== What you have to do ==
List all lines of the data that include the string "Vanilla".

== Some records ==

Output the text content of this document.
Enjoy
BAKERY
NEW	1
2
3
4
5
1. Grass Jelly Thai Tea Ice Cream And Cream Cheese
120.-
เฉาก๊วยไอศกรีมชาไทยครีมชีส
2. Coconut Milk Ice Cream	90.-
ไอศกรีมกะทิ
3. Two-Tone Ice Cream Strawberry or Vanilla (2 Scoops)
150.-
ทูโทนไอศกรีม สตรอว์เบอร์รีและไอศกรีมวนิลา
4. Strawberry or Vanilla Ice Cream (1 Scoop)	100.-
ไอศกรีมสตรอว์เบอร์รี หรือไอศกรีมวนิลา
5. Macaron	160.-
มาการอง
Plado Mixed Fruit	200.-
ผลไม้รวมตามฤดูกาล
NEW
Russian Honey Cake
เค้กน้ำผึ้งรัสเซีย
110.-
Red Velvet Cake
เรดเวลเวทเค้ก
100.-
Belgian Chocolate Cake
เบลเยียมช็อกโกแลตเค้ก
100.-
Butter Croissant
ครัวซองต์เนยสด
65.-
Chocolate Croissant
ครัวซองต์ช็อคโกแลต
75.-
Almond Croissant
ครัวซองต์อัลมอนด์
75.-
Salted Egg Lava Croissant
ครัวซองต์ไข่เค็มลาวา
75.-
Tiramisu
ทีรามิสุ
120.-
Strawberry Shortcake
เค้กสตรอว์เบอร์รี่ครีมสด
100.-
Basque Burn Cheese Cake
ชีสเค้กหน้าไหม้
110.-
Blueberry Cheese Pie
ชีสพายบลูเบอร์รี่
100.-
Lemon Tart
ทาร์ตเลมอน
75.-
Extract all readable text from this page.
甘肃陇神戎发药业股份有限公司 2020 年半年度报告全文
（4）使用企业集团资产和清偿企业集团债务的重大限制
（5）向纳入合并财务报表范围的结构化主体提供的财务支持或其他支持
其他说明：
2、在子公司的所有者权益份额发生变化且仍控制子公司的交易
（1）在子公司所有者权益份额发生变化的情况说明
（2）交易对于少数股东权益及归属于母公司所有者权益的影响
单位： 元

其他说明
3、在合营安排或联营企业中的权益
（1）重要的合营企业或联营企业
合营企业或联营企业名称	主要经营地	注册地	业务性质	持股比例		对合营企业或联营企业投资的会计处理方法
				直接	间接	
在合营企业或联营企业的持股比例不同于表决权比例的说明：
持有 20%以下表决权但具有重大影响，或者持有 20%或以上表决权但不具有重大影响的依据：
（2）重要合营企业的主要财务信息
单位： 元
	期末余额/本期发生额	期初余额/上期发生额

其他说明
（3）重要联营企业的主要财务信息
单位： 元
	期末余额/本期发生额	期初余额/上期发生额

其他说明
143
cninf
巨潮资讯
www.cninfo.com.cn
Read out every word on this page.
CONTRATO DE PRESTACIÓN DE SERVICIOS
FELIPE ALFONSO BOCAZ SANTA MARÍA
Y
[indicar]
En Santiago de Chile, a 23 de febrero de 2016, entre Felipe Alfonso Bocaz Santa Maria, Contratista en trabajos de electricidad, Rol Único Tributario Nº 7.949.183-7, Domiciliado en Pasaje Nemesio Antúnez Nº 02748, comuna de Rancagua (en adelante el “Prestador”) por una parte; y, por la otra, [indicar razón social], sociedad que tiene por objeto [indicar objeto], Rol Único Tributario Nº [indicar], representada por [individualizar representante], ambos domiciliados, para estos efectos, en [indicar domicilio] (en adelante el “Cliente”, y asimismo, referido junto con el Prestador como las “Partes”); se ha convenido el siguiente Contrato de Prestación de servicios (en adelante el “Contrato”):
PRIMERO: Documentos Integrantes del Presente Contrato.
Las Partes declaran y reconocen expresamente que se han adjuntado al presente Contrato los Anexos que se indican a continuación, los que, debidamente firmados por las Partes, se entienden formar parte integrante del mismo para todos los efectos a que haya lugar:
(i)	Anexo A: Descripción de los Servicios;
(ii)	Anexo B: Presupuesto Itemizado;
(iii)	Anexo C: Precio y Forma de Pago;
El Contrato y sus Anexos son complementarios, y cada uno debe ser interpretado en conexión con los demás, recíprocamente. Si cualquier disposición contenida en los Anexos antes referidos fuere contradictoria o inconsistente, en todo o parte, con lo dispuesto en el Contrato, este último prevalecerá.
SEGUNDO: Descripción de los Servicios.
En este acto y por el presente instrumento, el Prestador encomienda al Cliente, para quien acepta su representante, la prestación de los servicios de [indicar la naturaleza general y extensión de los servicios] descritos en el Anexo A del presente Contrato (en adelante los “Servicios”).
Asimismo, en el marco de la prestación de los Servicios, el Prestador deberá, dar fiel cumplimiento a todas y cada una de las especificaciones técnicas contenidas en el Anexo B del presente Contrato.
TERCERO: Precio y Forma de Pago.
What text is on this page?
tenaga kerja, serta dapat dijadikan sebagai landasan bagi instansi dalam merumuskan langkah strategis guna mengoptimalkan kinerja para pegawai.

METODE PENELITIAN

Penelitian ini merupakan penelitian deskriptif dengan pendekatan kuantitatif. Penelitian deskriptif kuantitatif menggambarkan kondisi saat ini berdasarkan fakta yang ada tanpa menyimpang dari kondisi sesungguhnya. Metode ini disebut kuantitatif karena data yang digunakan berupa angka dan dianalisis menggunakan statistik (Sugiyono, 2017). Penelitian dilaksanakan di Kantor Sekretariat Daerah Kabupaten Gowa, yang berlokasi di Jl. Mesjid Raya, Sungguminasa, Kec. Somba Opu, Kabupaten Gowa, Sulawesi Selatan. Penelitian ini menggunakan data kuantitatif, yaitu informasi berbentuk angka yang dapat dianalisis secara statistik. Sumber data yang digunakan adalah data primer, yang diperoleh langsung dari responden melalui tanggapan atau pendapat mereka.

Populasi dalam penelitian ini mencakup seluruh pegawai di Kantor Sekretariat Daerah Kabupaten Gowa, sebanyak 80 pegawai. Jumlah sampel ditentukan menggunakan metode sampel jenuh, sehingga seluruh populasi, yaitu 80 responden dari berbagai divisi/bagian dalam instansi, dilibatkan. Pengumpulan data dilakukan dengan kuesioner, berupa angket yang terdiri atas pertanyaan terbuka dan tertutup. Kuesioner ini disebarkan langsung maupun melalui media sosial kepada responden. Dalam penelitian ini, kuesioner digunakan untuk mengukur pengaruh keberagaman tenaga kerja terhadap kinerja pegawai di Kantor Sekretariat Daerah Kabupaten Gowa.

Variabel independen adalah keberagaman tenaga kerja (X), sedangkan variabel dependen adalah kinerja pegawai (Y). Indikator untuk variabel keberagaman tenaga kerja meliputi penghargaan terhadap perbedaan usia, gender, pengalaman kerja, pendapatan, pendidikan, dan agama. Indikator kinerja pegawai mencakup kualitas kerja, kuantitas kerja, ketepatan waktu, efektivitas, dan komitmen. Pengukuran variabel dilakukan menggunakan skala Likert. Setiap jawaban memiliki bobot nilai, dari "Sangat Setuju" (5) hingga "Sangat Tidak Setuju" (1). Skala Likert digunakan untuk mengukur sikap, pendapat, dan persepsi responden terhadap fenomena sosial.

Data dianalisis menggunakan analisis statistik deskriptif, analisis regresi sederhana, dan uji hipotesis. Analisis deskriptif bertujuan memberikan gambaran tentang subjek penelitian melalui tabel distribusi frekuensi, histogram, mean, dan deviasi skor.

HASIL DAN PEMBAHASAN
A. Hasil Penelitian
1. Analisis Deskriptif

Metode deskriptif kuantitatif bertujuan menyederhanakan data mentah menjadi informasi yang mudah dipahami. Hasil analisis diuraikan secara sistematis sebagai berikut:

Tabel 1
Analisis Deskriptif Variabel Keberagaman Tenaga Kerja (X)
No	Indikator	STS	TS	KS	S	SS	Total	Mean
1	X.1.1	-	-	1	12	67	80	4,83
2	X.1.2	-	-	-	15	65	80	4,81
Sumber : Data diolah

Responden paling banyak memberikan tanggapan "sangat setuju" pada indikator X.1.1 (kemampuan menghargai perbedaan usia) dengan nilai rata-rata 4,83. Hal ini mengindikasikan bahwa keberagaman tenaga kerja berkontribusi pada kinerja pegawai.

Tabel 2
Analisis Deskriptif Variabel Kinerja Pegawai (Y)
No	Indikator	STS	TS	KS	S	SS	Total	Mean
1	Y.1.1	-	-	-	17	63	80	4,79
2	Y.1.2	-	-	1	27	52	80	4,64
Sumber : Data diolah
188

== Written answer ==
3. Two-Tone Ice Cream Strawberry or Vanilla (2 Scoops)
4. Strawberry or Vanilla Ice Cream (1 Scoop)	100.-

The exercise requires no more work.